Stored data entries
-*-

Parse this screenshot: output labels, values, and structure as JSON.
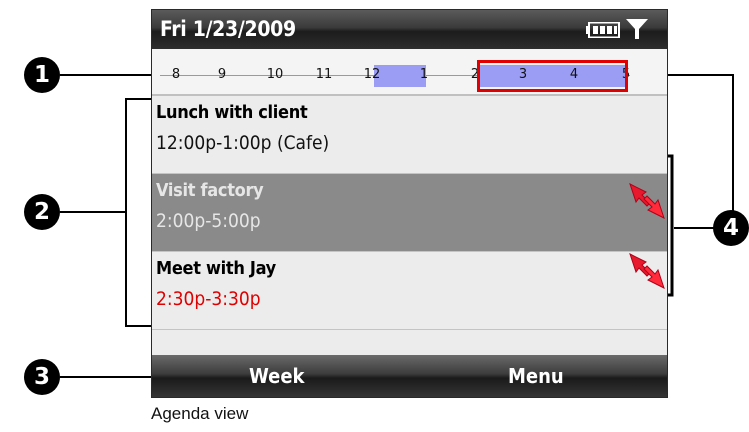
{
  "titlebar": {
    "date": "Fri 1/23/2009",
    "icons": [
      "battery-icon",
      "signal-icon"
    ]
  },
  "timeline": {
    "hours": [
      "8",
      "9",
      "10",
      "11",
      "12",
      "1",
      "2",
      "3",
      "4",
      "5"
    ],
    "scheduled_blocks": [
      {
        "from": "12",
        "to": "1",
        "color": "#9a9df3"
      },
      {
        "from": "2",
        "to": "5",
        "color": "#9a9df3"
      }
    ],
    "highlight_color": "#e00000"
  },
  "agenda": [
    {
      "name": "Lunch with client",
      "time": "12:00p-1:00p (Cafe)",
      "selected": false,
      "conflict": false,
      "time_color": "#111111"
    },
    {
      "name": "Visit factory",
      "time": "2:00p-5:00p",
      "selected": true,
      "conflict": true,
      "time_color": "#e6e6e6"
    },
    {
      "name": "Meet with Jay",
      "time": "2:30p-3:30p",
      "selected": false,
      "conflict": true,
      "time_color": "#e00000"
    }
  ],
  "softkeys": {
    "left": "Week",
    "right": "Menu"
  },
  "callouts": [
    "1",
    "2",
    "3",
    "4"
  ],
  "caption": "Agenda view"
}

-*-

Exercise objective
Copy each line of the listing that contains the string "name".

Exercise response
      "name": "Lunch with client",
      "name": "Visit factory",
      "name": "Meet with Jay",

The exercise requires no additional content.